* Start Extracted material *

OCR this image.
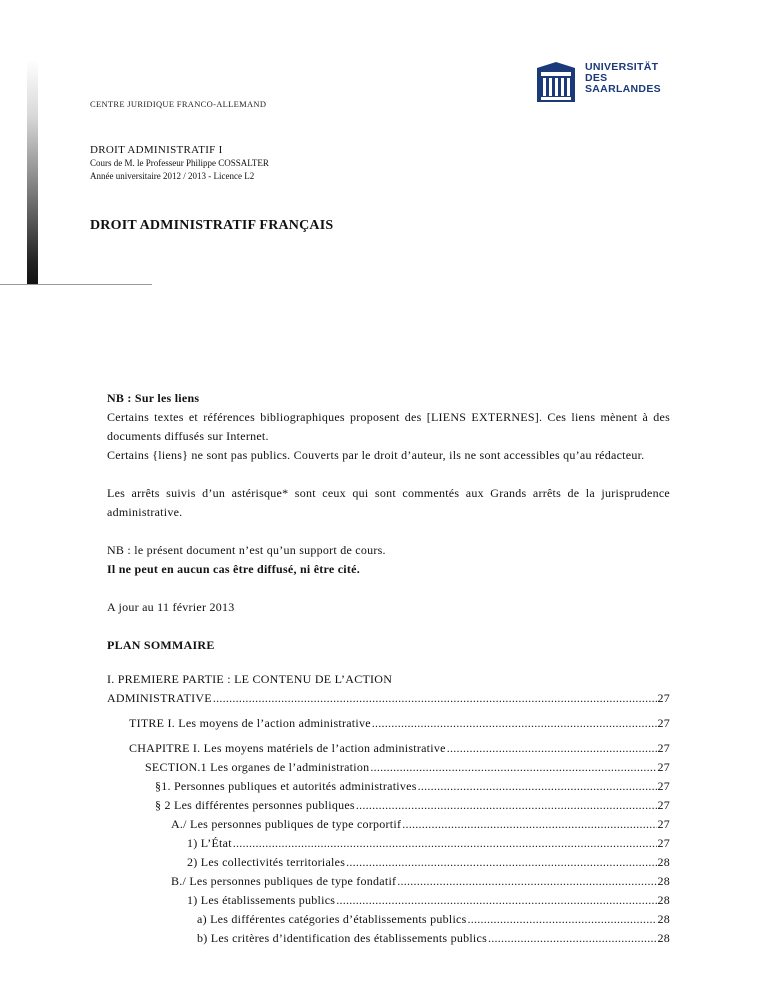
UNIVERSITÄT
DES
SAARLANDES
CENTRE JURIDIQUE FRANCO-ALLEMAND
DROIT ADMINISTRATIF I
Cours de M. le Professeur Philippe COSSALTER
Année universitaire 2012 / 2013 - Licence L2
DROIT ADMINISTRATIF FRANÇAIS

NB : Sur les liens

Certains textes et références bibliographiques proposent des [LIENS EXTERNES]. Ces liens mènent à des documents diffusés sur Internet.

Certains {liens} ne sont pas publics. Couverts par le droit d’auteur, ils ne sont accessibles qu’au rédacteur.

Les arrêts suivis d’un astérisque* sont ceux qui sont commentés aux Grands arrêts de la jurisprudence administrative.

NB : le présent document n’est qu’un support de cours.

Il ne peut en aucun cas être diffusé, ni être cité.

A jour au 11 février 2013

PLAN SOMMAIRE

I. PREMIERE PARTIE : LE CONTENU DE L’ACTION
ADMINISTRATIVE .....	27
TITRE I. Les moyens de l’action administrative .....	27
CHAPITRE I. Les moyens matériels de l’action administrative .....	27
SECTION.1 Les organes de l’administration .....	27
§1. Personnes publiques et autorités administratives .....	27
§ 2 Les différentes personnes publiques .....	27
A./ Les personnes publiques de type corportif .....	27
1) L’État .....	27
2) Les collectivités territoriales .....	28
B./ Les personnes publiques de type fondatif .....	28
1) Les établissements publics .....	28
a) Les différentes catégories d’établissements publics .....	28
b) Les critères d’identification des établissements publics .....	28
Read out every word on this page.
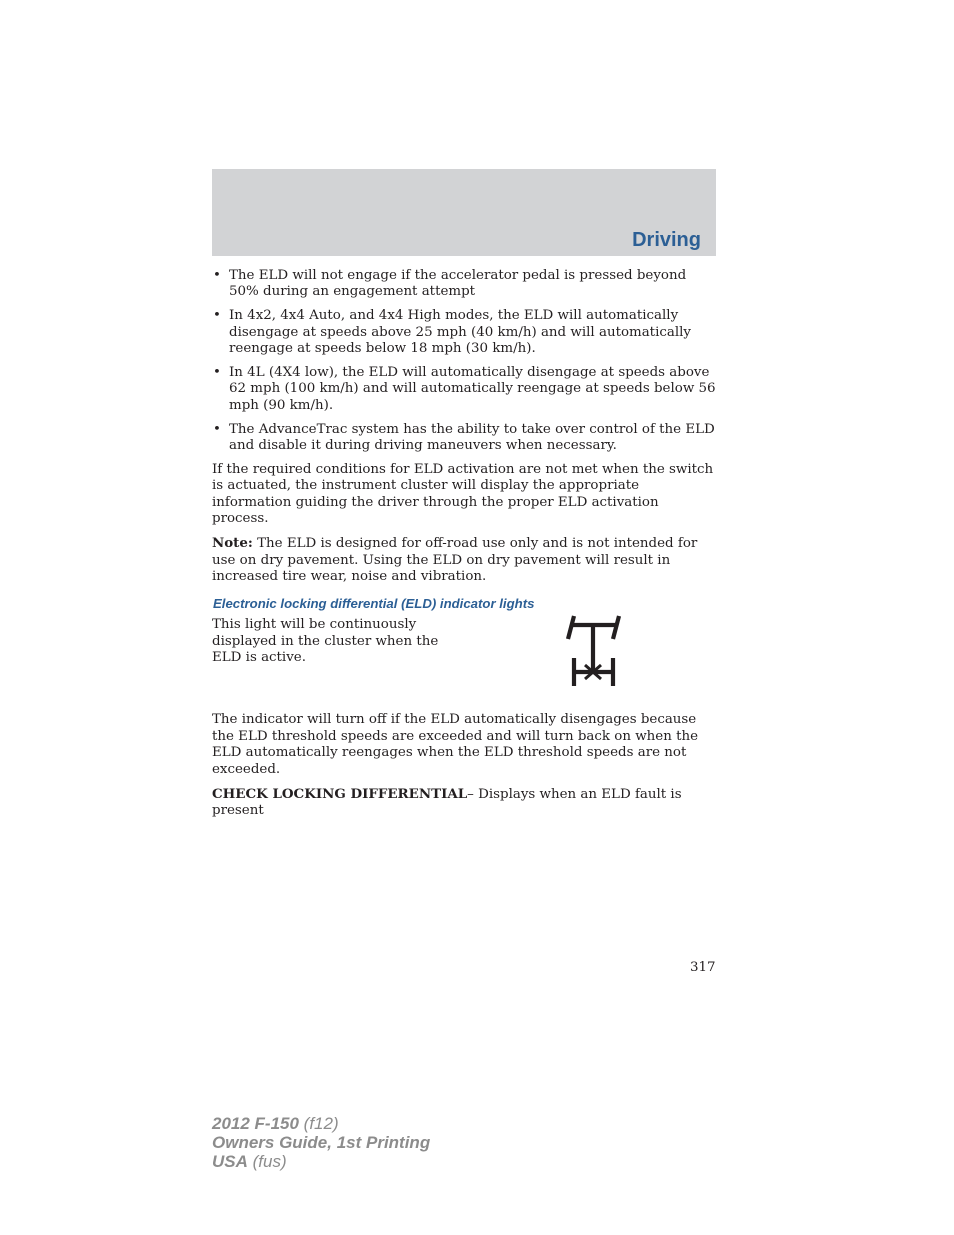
Driving
• The ELD will not engage if the accelerator pedal is pressed beyond 50% during an engagement attempt
• In 4x2, 4x4 Auto, and 4x4 High modes, the ELD will automatically disengage at speeds above 25 mph (40 km/h) and will automatically reengage at speeds below 18 mph (30 km/h).
• In 4L (4X4 low), the ELD will automatically disengage at speeds above 62 mph (100 km/h) and will automatically reengage at speeds below 56 mph (90 km/h).
• The AdvanceTrac system has the ability to take over control of the ELD and disable it during driving maneuvers when necessary.

If the required conditions for ELD activation are not met when the switch is actuated, the instrument cluster will display the appropriate information guiding the driver through the proper ELD activation process.

Note: The ELD is designed for off-road use only and is not intended for use on dry pavement. Using the ELD on dry pavement will result in increased tire wear, noise and vibration.

Electronic locking differential (ELD) indicator lights
This light will be continuously displayed in the cluster when the ELD is active.

The indicator will turn off if the ELD automatically disengages because the ELD threshold speeds are exceeded and will turn back on when the ELD automatically reengages when the ELD threshold speeds are not exceeded.

CHECK LOCKING DIFFERENTIAL– Displays when an ELD fault is present

317
2012 F-150 (f12)
Owners Guide, 1st Printing
USA (fus)
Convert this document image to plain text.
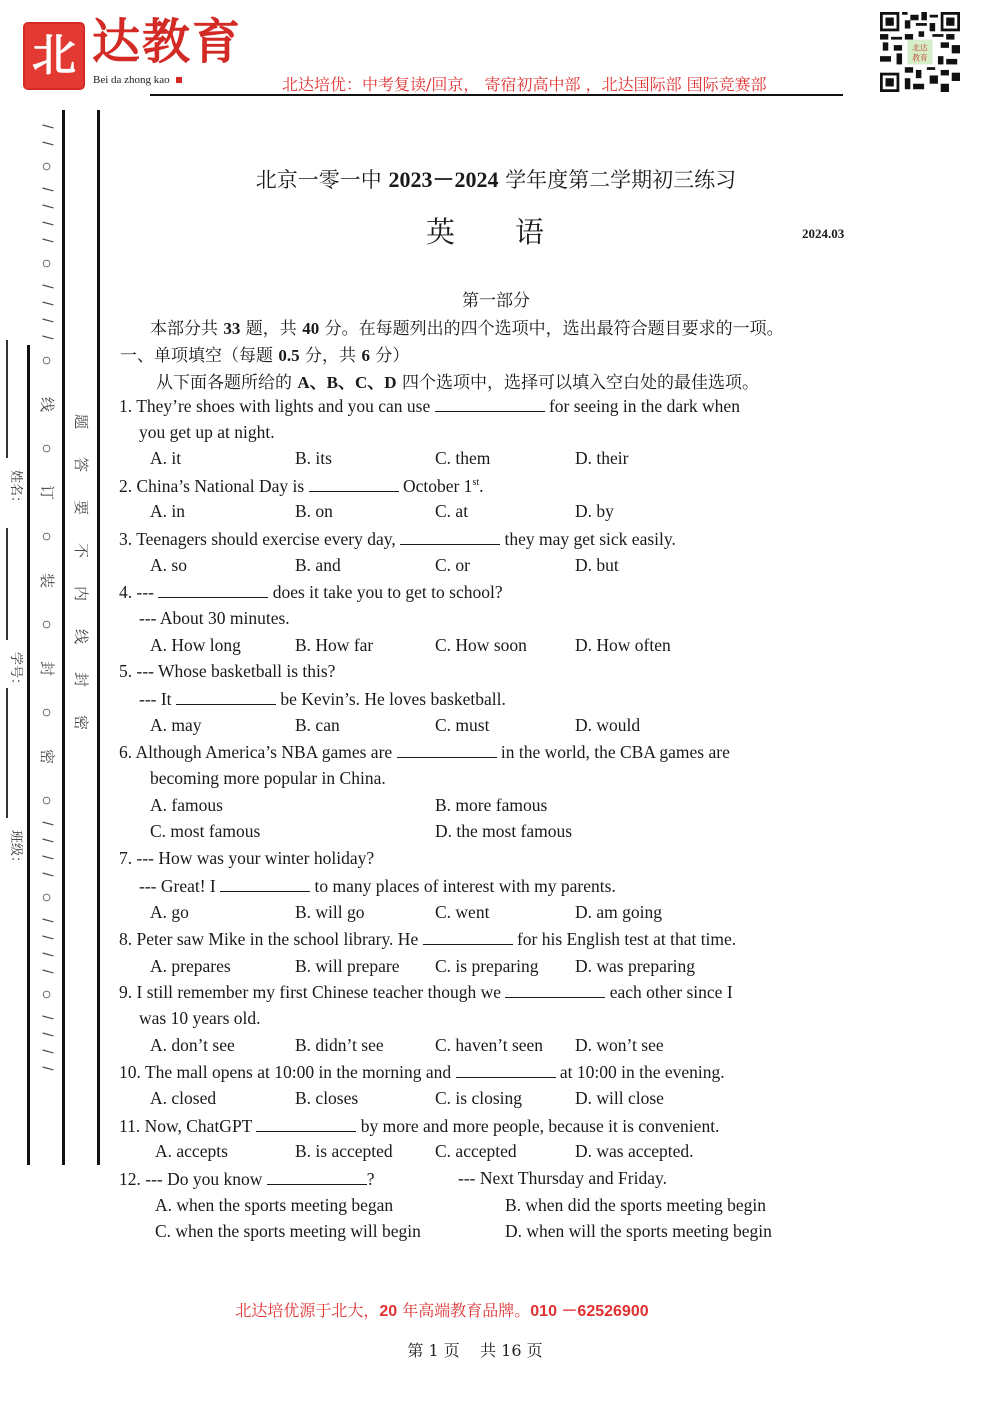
北 达教育
Bei da zhong kao	北达培优：中考复读/回京， 寄宿初高中部 ，北达国际部 国际竞赛部
北达
教育
姓名：
学号：
班级：
/
/
○
/
/
/
/
○
/
/
/
/
○
线
○
订
○
装
○
封
○
密
○
/
/
/
/
○
/
/
/
/
○
/
/
/
/
题
答
要
不
内
线
封
密
北京一零一中 2023－2024 学年度第二学期初三练习
英语	2024.03
第一部分
本部分共 33 题，共 40 分。在每题列出的四个选项中，选出最符合题目要求的一项。
一、单项填空（每题 0.5 分，共 6 分）
从下面各题所给的 A、B、C、D 四个选项中，选择可以填入空白处的最佳选项。
1. They’re shoes with lights and you can use	for seeing in the dark when
you get up at night.
A. it	B. its	C. them	D. their
2. China’s National Day is	October 1st.
A. in	B. on	C. at	D. by
3. Teenagers should exercise every day,	they may get sick easily.
A. so	B. and	C. or	D. but
4. ---	does it take you to get to school?
--- About 30 minutes.
A. How long	B. How far	C. How soon	D. How often
5. --- Whose basketball is this?
--- It	be Kevin’s. He loves basketball.
A. may	B. can	C. must	D. would
6. Although America’s NBA games are	in the world, the CBA games are
becoming more popular in China.
A. famous	B. more famous
C. most famous	D. the most famous
7. --- How was your winter holiday?
--- Great! I	to many places of interest with my parents.
A. go	B. will go	C. went	D. am going
8. Peter saw Mike in the school library. He	for his English test at that time.
A. prepares	B. will prepare C. is preparing D. was preparing
9. I still remember my first Chinese teacher though we	each other since I
was 10 years old.
A. don’t see	B. didn’t see	C. haven’t seen D. won’t see
10. The mall opens at 10:00 in the morning and	at 10:00 in the evening.
A. closed	B. closes	C. is closing	D. will close
11. Now, ChatGPT	by more and more people, because it is convenient.
A. accepts	B. is accepted C. accepted	D. was accepted.
12. --- Do you know	?	--- Next Thursday and Friday.
A. when the sports meeting began	B. when did the sports meeting begin
C. when the sports meeting will begin	D. when will the sports meeting begin
北达培优源于北大，20 年高端教育品牌。010 －62526900
第 1 页    共 16 页
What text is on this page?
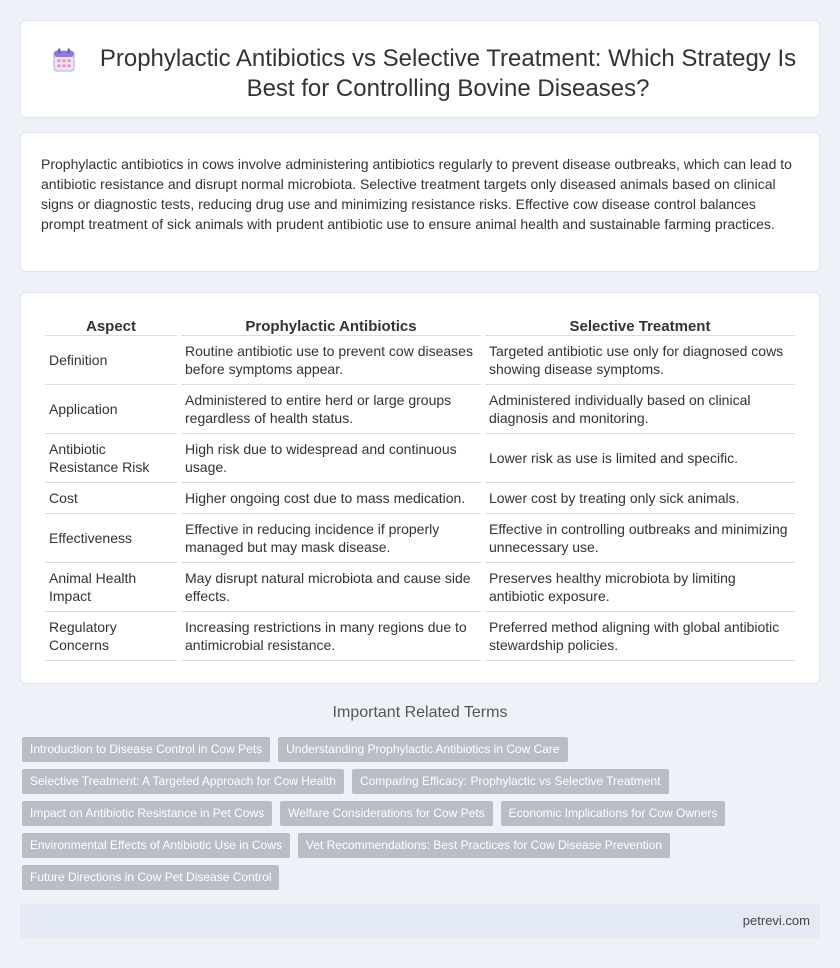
Prophylactic Antibiotics vs Selective Treatment: Which Strategy Is Best for Controlling Bovine Diseases?

Prophylactic antibiotics in cows involve administering antibiotics regularly to prevent disease outbreaks, which can lead to antibiotic resistance and disrupt normal microbiota. Selective treatment targets only diseased animals based on clinical signs or diagnostic tests, reducing drug use and minimizing resistance risks. Effective cow disease control balances prompt treatment of sick animals with prudent antibiotic use to ensure animal health and sustainable farming practices.

Aspect	Prophylactic Antibiotics	Selective Treatment
Definition	Routine antibiotic use to prevent cow diseases before symptoms appear.	Targeted antibiotic use only for diagnosed cows showing disease symptoms.
Application	Administered to entire herd or large groups regardless of health status.	Administered individually based on clinical diagnosis and monitoring.
Antibiotic Resistance Risk	High risk due to widespread and continuous usage.	Lower risk as use is limited and specific.
Cost	Higher ongoing cost due to mass medication.	Lower cost by treating only sick animals.
Effectiveness	Effective in reducing incidence if properly managed but may mask disease.	Effective in controlling outbreaks and minimizing unnecessary use.
Animal Health Impact	May disrupt natural microbiota and cause side effects.	Preserves healthy microbiota by limiting antibiotic exposure.
Regulatory Concerns	Increasing restrictions in many regions due to antimicrobial resistance.	Preferred method aligning with global antibiotic stewardship policies.
Important Related Terms
Introduction to Disease Control in Cow Pets	Understanding Prophylactic Antibiotics in Cow Care
Selective Treatment: A Targeted Approach for Cow Health	Comparing Efficacy: Prophylactic vs Selective Treatment
Impact on Antibiotic Resistance in Pet Cows	Welfare Considerations for Cow Pets	Economic Implications for Cow Owners
Environmental Effects of Antibiotic Use in Cows	Vet Recommendations: Best Practices for Cow Disease Prevention
Future Directions in Cow Pet Disease Control
petrevi.com
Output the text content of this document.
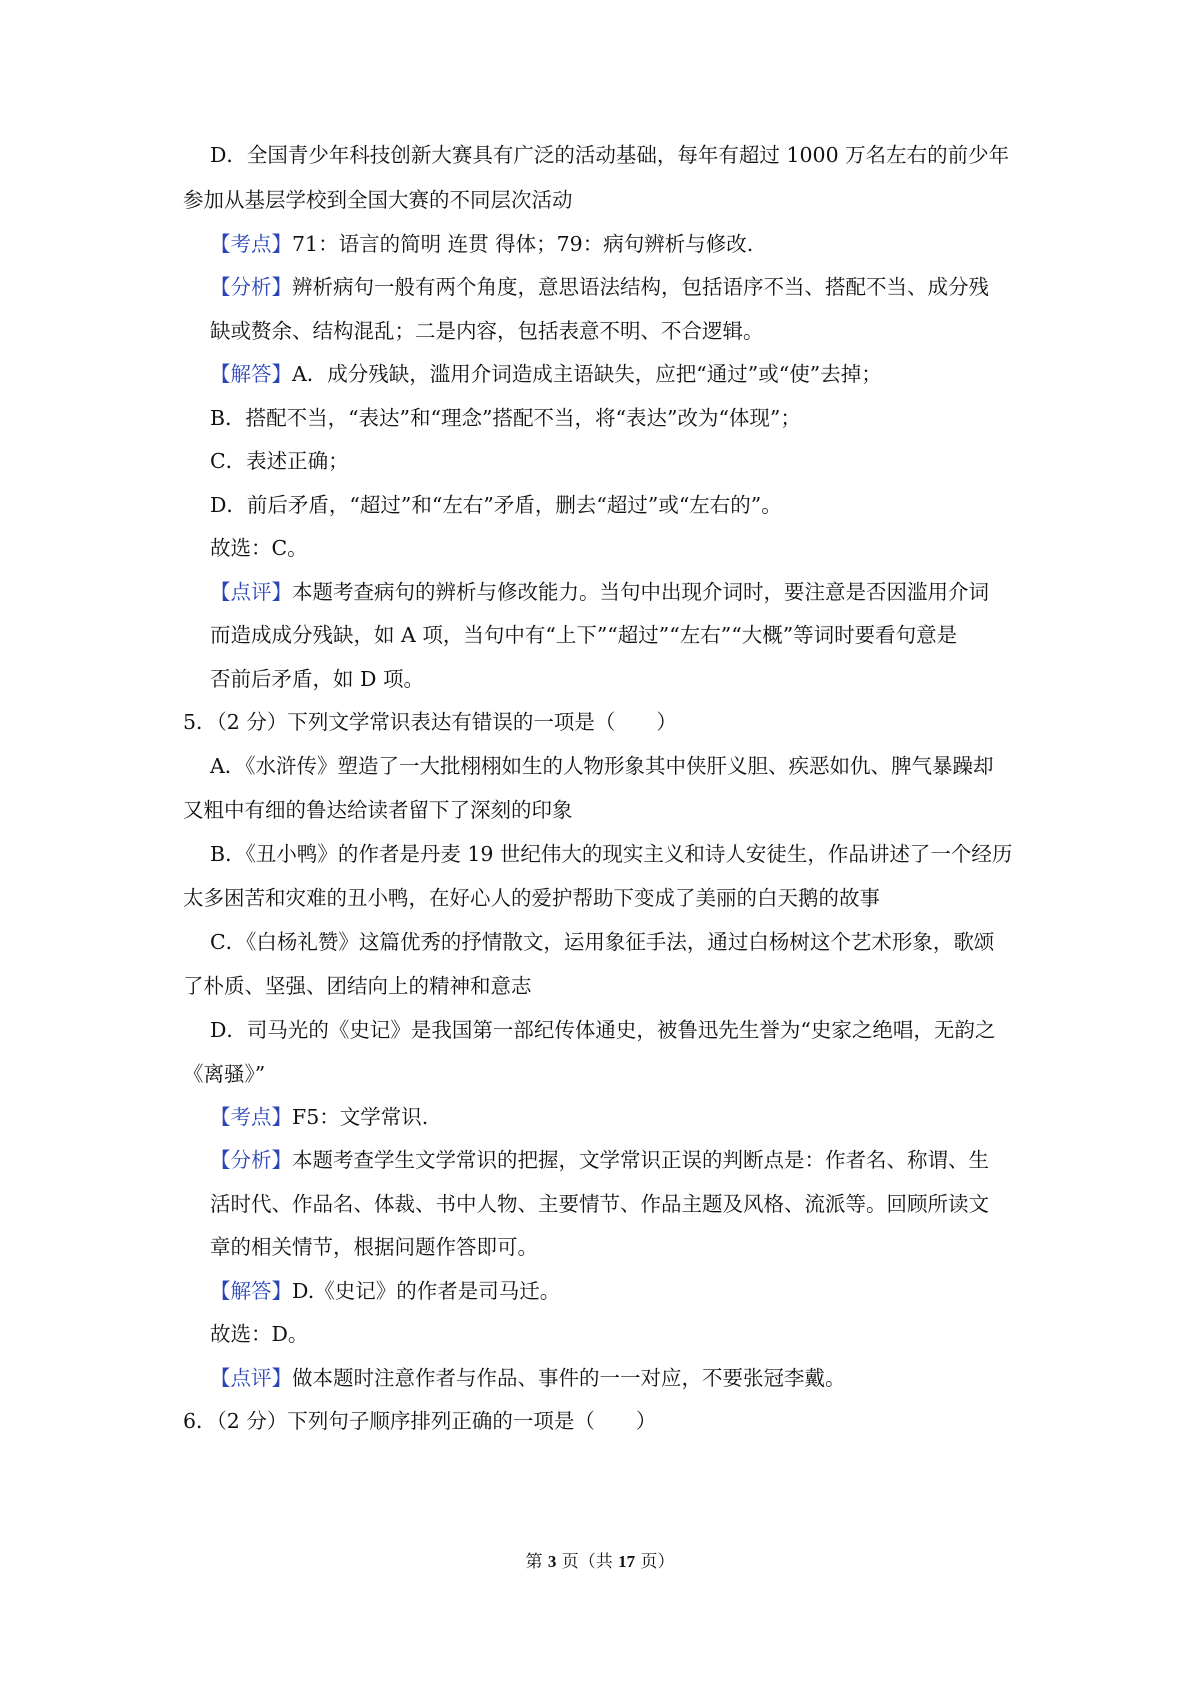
D．全国青少年科技创新大赛具有广泛的活动基础，每年有超过 1000 万名左右的前少年
参加从基层学校到全国大赛的不同层次活动
【考点】71：语言的简明 连贯 得体；79：病句辨析与修改.
【分析】辨析病句一般有两个角度，意思语法结构，包括语序不当、搭配不当、成分残
缺或赘余、结构混乱；二是内容，包括表意不明、不合逻辑。
【解答】A．成分残缺，滥用介词造成主语缺失，应把“通过”或“使”去掉；
B．搭配不当，“表达”和“理念”搭配不当，将“表达”改为“体现”；
C．表述正确；
D．前后矛盾，“超过”和“左右”矛盾，删去“超过”或“左右的”。
故选：C。
【点评】本题考查病句的辨析与修改能力。当句中出现介词时，要注意是否因滥用介词
而造成成分残缺，如 A 项，当句中有“上下”“超过”“左右”“大概”等词时要看句意是
否前后矛盾，如 D 项。
5．（2 分）下列文学常识表达有错误的一项是（　　）
A．《水浒传》塑造了一大批栩栩如生的人物形象其中侠肝义胆、疾恶如仇、脾气暴躁却
又粗中有细的鲁达给读者留下了深刻的印象
B．《丑小鸭》的作者是丹麦 19 世纪伟大的现实主义和诗人安徒生，作品讲述了一个经历
太多困苦和灾难的丑小鸭，在好心人的爱护帮助下变成了美丽的白天鹅的故事
C．《白杨礼赞》这篇优秀的抒情散文，运用象征手法，通过白杨树这个艺术形象，歌颂
了朴质、坚强、团结向上的精神和意志
D．司马光的《史记》是我国第一部纪传体通史，被鲁迅先生誉为“史家之绝唱，无韵之
《离骚》”
【考点】F5：文学常识.
【分析】本题考查学生文学常识的把握，文学常识正误的判断点是：作者名、称谓、生
活时代、作品名、体裁、书中人物、主要情节、作品主题及风格、流派等。回顾所读文
章的相关情节，根据问题作答即可。
【解答】D.《史记》的作者是司马迁。
故选：D。
【点评】做本题时注意作者与作品、事件的一一对应，不要张冠李戴。
6．（2 分）下列句子顺序排列正确的一项是（　　）
第 3 页（共 17 页）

* End Extracted material *

## Task objective:
Check each line of the records for the word "when" and extract those that contain it.

## The output:
• The AdvanceTrac system has the ability to take over control of the ELD and disable it during driving maneuvers when necessary.
If the required conditions for ELD activation are not met when the switch is actuated, the instrument cluster will display the appropriate information guiding the driver through the proper ELD activation process.
This light will be continuously displayed in the cluster when the ELD is active.
The indicator will turn off if the ELD automatically disengages because the ELD threshold speeds are exceeded and will turn back on when the ELD automatically reengages when the ELD threshold speeds are not exceeded.
CHECK LOCKING DIFFERENTIAL– Displays when an ELD fault is present
1. They’re shoes with lights and you can use	for seeing in the dark when
A. when the sports meeting began	B. when did the sports meeting begin
C. when the sports meeting will begin	D. when will the sports meeting begin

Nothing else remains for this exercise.